─── Listed entries
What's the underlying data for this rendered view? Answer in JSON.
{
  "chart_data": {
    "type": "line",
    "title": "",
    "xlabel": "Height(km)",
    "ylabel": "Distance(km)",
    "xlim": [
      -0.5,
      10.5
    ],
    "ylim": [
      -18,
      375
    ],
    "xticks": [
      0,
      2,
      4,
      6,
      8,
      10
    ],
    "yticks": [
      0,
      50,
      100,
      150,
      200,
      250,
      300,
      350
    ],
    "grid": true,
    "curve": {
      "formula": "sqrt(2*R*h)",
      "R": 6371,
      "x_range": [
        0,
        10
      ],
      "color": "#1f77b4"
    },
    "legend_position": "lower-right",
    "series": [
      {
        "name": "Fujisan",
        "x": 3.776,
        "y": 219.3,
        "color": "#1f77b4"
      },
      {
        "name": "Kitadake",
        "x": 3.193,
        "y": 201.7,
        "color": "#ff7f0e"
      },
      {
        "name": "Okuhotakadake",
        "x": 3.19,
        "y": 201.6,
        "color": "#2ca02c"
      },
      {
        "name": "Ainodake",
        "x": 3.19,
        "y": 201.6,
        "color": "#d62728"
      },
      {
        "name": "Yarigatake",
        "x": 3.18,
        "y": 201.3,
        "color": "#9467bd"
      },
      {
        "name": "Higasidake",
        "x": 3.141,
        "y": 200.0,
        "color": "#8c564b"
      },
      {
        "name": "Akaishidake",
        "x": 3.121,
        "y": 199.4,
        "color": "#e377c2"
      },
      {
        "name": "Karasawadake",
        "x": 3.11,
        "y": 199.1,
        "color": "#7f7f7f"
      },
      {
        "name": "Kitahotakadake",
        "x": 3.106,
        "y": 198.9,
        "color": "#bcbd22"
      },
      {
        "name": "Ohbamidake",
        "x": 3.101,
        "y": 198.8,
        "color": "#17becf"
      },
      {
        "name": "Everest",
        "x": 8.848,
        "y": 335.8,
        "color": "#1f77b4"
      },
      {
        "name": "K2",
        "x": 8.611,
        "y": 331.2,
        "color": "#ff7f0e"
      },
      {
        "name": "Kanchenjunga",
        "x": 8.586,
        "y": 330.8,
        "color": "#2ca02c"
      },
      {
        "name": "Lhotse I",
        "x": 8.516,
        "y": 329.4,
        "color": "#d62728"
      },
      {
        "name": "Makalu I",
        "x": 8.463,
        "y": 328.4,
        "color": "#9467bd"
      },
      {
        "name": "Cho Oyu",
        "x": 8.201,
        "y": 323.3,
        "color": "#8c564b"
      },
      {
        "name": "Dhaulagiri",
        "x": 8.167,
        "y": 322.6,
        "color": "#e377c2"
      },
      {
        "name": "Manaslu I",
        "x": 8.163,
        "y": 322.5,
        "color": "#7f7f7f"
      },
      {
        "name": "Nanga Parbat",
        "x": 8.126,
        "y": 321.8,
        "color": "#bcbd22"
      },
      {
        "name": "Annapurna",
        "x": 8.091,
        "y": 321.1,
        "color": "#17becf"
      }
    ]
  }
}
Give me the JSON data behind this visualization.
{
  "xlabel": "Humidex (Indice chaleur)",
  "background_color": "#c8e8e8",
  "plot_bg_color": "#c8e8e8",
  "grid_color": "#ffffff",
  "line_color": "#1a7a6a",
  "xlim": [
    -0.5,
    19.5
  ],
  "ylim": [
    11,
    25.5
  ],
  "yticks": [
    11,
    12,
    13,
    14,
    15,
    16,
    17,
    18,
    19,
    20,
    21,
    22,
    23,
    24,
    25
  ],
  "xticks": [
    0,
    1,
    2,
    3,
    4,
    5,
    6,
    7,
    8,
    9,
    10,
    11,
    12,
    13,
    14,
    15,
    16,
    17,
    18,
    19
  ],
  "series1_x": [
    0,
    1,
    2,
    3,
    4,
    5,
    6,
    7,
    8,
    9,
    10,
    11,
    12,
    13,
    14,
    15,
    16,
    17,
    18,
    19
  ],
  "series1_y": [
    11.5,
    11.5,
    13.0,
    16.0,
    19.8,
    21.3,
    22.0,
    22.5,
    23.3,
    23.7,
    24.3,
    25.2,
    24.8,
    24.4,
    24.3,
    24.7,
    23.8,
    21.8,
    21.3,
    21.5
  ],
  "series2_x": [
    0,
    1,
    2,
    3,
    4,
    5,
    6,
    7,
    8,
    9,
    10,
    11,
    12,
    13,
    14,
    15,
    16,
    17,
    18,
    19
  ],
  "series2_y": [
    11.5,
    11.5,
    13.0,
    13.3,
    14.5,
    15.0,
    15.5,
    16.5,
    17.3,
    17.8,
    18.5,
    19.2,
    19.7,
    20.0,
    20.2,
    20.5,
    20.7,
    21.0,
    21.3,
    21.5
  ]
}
──────
* Exercise prompt *
Retype the data in full and match it exactly.

* Answer for the task *
What's the underlying data for this rendered view? Answer in JSON.
{
  "chart_data": {
    "type": "line",
    "title": "",
    "xlabel": "Height(km)",
    "ylabel": "Distance(km)",
    "xlim": [
      -0.5,
      10.5
    ],
    "ylim": [
      -18,
      375
    ],
    "xticks": [
      0,
      2,
      4,
      6,
      8,
      10
    ],
    "yticks": [
      0,
      50,
      100,
      150,
      200,
      250,
      300,
      350
    ],
    "grid": true,
    "curve": {
      "formula": "sqrt(2*R*h)",
      "R": 6371,
      "x_range": [
        0,
        10
      ],
      "color": "#1f77b4"
    },
    "legend_position": "lower-right",
    "series": [
      {
        "name": "Fujisan",
        "x": 3.776,
        "y": 219.3,
        "color": "#1f77b4"
      },
      {
        "name": "Kitadake",
        "x": 3.193,
        "y": 201.7,
        "color": "#ff7f0e"
      },
      {
        "name": "Okuhotakadake",
        "x": 3.19,
        "y": 201.6,
        "color": "#2ca02c"
      },
      {
        "name": "Ainodake",
        "x": 3.19,
        "y": 201.6,
        "color": "#d62728"
      },
      {
        "name": "Yarigatake",
        "x": 3.18,
        "y": 201.3,
        "color": "#9467bd"
      },
      {
        "name": "Higasidake",
        "x": 3.141,
        "y": 200.0,
        "color": "#8c564b"
      },
      {
        "name": "Akaishidake",
        "x": 3.121,
        "y": 199.4,
        "color": "#e377c2"
      },
      {
        "name": "Karasawadake",
        "x": 3.11,
        "y": 199.1,
        "color": "#7f7f7f"
      },
      {
        "name": "Kitahotakadake",
        "x": 3.106,
        "y": 198.9,
        "color": "#bcbd22"
      },
      {
        "name": "Ohbamidake",
        "x": 3.101,
        "y": 198.8,
        "color": "#17becf"
      },
      {
        "name": "Everest",
        "x": 8.848,
        "y": 335.8,
        "color": "#1f77b4"
      },
      {
        "name": "K2",
        "x": 8.611,
        "y": 331.2,
        "color": "#ff7f0e"
      },
      {
        "name": "Kanchenjunga",
        "x": 8.586,
        "y": 330.8,
        "color": "#2ca02c"
      },
      {
        "name": "Lhotse I",
        "x": 8.516,
        "y": 329.4,
        "color": "#d62728"
      },
      {
        "name": "Makalu I",
        "x": 8.463,
        "y": 328.4,
        "color": "#9467bd"
      },
      {
        "name": "Cho Oyu",
        "x": 8.201,
        "y": 323.3,
        "color": "#8c564b"
      },
      {
        "name": "Dhaulagiri",
        "x": 8.167,
        "y": 322.6,
        "color": "#e377c2"
      },
      {
        "name": "Manaslu I",
        "x": 8.163,
        "y": 322.5,
        "color": "#7f7f7f"
      },
      {
        "name": "Nanga Parbat",
        "x": 8.126,
        "y": 321.8,
        "color": "#bcbd22"
      },
      {
        "name": "Annapurna",
        "x": 8.091,
        "y": 321.1,
        "color": "#17becf"
      }
    ]
  }
}
Give me the JSON data behind this visualization.
{
  "xlabel": "Humidex (Indice chaleur)",
  "background_color": "#c8e8e8",
  "plot_bg_color": "#c8e8e8",
  "grid_color": "#ffffff",
  "line_color": "#1a7a6a",
  "xlim": [
    -0.5,
    19.5
  ],
  "ylim": [
    11,
    25.5
  ],
  "yticks": [
    11,
    12,
    13,
    14,
    15,
    16,
    17,
    18,
    19,
    20,
    21,
    22,
    23,
    24,
    25
  ],
  "xticks": [
    0,
    1,
    2,
    3,
    4,
    5,
    6,
    7,
    8,
    9,
    10,
    11,
    12,
    13,
    14,
    15,
    16,
    17,
    18,
    19
  ],
  "series1_x": [
    0,
    1,
    2,
    3,
    4,
    5,
    6,
    7,
    8,
    9,
    10,
    11,
    12,
    13,
    14,
    15,
    16,
    17,
    18,
    19
  ],
  "series1_y": [
    11.5,
    11.5,
    13.0,
    16.0,
    19.8,
    21.3,
    22.0,
    22.5,
    23.3,
    23.7,
    24.3,
    25.2,
    24.8,
    24.4,
    24.3,
    24.7,
    23.8,
    21.8,
    21.3,
    21.5
  ],
  "series2_x": [
    0,
    1,
    2,
    3,
    4,
    5,
    6,
    7,
    8,
    9,
    10,
    11,
    12,
    13,
    14,
    15,
    16,
    17,
    18,
    19
  ],
  "series2_y": [
    11.5,
    11.5,
    13.0,
    13.3,
    14.5,
    15.0,
    15.5,
    16.5,
    17.3,
    17.8,
    18.5,
    19.2,
    19.7,
    20.0,
    20.2,
    20.5,
    20.7,
    21.0,
    21.3,
    21.5
  ]
}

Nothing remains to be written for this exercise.